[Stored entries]
++++++++

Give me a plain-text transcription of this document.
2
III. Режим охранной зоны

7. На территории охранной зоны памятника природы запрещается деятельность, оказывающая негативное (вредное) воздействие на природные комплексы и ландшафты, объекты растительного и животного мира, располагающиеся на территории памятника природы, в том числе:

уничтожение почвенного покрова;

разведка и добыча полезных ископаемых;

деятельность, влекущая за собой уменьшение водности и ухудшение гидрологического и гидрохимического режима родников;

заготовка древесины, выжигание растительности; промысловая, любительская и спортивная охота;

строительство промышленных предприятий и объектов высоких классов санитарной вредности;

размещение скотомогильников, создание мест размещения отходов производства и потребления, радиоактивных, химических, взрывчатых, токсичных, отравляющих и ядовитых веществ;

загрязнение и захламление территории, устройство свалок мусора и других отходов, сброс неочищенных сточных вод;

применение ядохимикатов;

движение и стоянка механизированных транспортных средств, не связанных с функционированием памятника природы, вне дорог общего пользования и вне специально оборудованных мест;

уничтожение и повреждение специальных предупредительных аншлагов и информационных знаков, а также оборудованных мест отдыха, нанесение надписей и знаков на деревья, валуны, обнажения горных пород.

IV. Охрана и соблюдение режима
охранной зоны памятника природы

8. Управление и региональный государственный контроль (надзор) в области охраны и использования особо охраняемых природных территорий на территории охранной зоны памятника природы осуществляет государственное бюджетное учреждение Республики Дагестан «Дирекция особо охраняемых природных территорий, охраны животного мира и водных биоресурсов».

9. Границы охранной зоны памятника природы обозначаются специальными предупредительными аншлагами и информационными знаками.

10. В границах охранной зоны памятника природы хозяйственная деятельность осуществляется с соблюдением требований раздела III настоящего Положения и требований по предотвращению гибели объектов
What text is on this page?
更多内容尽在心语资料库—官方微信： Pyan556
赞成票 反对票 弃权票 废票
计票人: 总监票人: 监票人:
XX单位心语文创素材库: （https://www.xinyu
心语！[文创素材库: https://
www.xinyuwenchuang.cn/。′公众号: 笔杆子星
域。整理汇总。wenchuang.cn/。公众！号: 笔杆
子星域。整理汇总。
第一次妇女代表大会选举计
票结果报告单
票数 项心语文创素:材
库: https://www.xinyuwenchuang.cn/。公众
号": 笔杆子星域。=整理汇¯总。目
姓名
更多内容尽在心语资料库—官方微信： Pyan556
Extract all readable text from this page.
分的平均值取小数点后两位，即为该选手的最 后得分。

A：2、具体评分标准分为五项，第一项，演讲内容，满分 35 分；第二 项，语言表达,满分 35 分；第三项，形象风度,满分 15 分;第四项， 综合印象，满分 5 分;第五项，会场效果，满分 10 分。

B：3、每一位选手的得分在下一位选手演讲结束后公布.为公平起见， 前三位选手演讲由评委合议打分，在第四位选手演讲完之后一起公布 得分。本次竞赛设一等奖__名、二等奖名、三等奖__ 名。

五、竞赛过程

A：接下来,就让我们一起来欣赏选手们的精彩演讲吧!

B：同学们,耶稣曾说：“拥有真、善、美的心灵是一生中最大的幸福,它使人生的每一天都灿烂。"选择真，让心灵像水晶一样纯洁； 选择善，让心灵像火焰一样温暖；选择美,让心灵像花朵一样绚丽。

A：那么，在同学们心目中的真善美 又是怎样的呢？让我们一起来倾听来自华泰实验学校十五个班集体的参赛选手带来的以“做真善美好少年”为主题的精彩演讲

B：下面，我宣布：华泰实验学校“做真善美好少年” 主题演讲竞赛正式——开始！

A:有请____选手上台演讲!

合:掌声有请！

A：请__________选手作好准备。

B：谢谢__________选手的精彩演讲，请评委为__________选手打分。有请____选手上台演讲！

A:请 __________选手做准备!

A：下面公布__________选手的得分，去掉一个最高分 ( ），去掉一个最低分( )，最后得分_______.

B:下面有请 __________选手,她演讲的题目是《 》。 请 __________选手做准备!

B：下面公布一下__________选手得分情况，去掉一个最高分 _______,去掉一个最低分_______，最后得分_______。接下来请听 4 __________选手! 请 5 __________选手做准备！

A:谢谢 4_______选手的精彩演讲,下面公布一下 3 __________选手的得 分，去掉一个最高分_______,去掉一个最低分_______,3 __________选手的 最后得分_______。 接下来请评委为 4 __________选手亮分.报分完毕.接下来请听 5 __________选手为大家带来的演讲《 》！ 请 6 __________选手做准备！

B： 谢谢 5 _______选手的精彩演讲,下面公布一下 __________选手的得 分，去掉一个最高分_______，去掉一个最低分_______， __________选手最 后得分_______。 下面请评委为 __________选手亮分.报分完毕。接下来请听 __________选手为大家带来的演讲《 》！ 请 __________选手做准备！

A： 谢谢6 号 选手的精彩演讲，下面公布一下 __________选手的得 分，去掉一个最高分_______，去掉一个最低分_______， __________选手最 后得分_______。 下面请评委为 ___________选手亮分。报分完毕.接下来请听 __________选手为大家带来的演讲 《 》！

++++++++

- Task details -
Print the listing above in full, exactly as it is.

- Written solution -
Give me a plain-text transcription of this document.
2
III. Режим охранной зоны

7. На территории охранной зоны памятника природы запрещается деятельность, оказывающая негативное (вредное) воздействие на природные комплексы и ландшафты, объекты растительного и животного мира, располагающиеся на территории памятника природы, в том числе:

уничтожение почвенного покрова;

разведка и добыча полезных ископаемых;

деятельность, влекущая за собой уменьшение водности и ухудшение гидрологического и гидрохимического режима родников;

заготовка древесины, выжигание растительности; промысловая, любительская и спортивная охота;

строительство промышленных предприятий и объектов высоких классов санитарной вредности;

размещение скотомогильников, создание мест размещения отходов производства и потребления, радиоактивных, химических, взрывчатых, токсичных, отравляющих и ядовитых веществ;

загрязнение и захламление территории, устройство свалок мусора и других отходов, сброс неочищенных сточных вод;

применение ядохимикатов;

движение и стоянка механизированных транспортных средств, не связанных с функционированием памятника природы, вне дорог общего пользования и вне специально оборудованных мест;

уничтожение и повреждение специальных предупредительных аншлагов и информационных знаков, а также оборудованных мест отдыха, нанесение надписей и знаков на деревья, валуны, обнажения горных пород.

IV. Охрана и соблюдение режима
охранной зоны памятника природы

8. Управление и региональный государственный контроль (надзор) в области охраны и использования особо охраняемых природных территорий на территории охранной зоны памятника природы осуществляет государственное бюджетное учреждение Республики Дагестан «Дирекция особо охраняемых природных территорий, охраны животного мира и водных биоресурсов».

9. Границы охранной зоны памятника природы обозначаются специальными предупредительными аншлагами и информационными знаками.

10. В границах охранной зоны памятника природы хозяйственная деятельность осуществляется с соблюдением требований раздела III настоящего Положения и требований по предотвращению гибели объектов
What text is on this page?
更多内容尽在心语资料库—官方微信： Pyan556
赞成票 反对票 弃权票 废票
计票人: 总监票人: 监票人:
XX单位心语文创素材库: （https://www.xinyu
心语！[文创素材库: https://
www.xinyuwenchuang.cn/。′公众号: 笔杆子星
域。整理汇总。wenchuang.cn/。公众！号: 笔杆
子星域。整理汇总。
第一次妇女代表大会选举计
票结果报告单
票数 项心语文创素:材
库: https://www.xinyuwenchuang.cn/。公众
号": 笔杆子星域。=整理汇¯总。目
姓名
更多内容尽在心语资料库—官方微信： Pyan556
Extract all readable text from this page.
分的平均值取小数点后两位，即为该选手的最 后得分。

A：2、具体评分标准分为五项，第一项，演讲内容，满分 35 分；第二 项，语言表达,满分 35 分；第三项，形象风度,满分 15 分;第四项， 综合印象，满分 5 分;第五项，会场效果，满分 10 分。

B：3、每一位选手的得分在下一位选手演讲结束后公布.为公平起见， 前三位选手演讲由评委合议打分，在第四位选手演讲完之后一起公布 得分。本次竞赛设一等奖__名、二等奖名、三等奖__ 名。

五、竞赛过程

A：接下来,就让我们一起来欣赏选手们的精彩演讲吧!

B：同学们,耶稣曾说：“拥有真、善、美的心灵是一生中最大的幸福,它使人生的每一天都灿烂。"选择真，让心灵像水晶一样纯洁； 选择善，让心灵像火焰一样温暖；选择美,让心灵像花朵一样绚丽。

A：那么，在同学们心目中的真善美 又是怎样的呢？让我们一起来倾听来自华泰实验学校十五个班集体的参赛选手带来的以“做真善美好少年”为主题的精彩演讲

B：下面，我宣布：华泰实验学校“做真善美好少年” 主题演讲竞赛正式——开始！

A:有请____选手上台演讲!

合:掌声有请！

A：请__________选手作好准备。

B：谢谢__________选手的精彩演讲，请评委为__________选手打分。有请____选手上台演讲！

A:请 __________选手做准备!

A：下面公布__________选手的得分，去掉一个最高分 ( ），去掉一个最低分( )，最后得分_______.

B:下面有请 __________选手,她演讲的题目是《 》。 请 __________选手做准备!

B：下面公布一下__________选手得分情况，去掉一个最高分 _______,去掉一个最低分_______，最后得分_______。接下来请听 4 __________选手! 请 5 __________选手做准备！

A:谢谢 4_______选手的精彩演讲,下面公布一下 3 __________选手的得 分，去掉一个最高分_______,去掉一个最低分_______,3 __________选手的 最后得分_______。 接下来请评委为 4 __________选手亮分.报分完毕.接下来请听 5 __________选手为大家带来的演讲《 》！ 请 6 __________选手做准备！

B： 谢谢 5 _______选手的精彩演讲,下面公布一下 __________选手的得 分，去掉一个最高分_______，去掉一个最低分_______， __________选手最 后得分_______。 下面请评委为 __________选手亮分.报分完毕。接下来请听 __________选手为大家带来的演讲《 》！ 请 __________选手做准备！

A： 谢谢6 号 选手的精彩演讲，下面公布一下 __________选手的得 分，去掉一个最高分_______，去掉一个最低分_______， __________选手最 后得分_______。 下面请评委为 ___________选手亮分。报分完毕.接下来请听 __________选手为大家带来的演讲 《 》！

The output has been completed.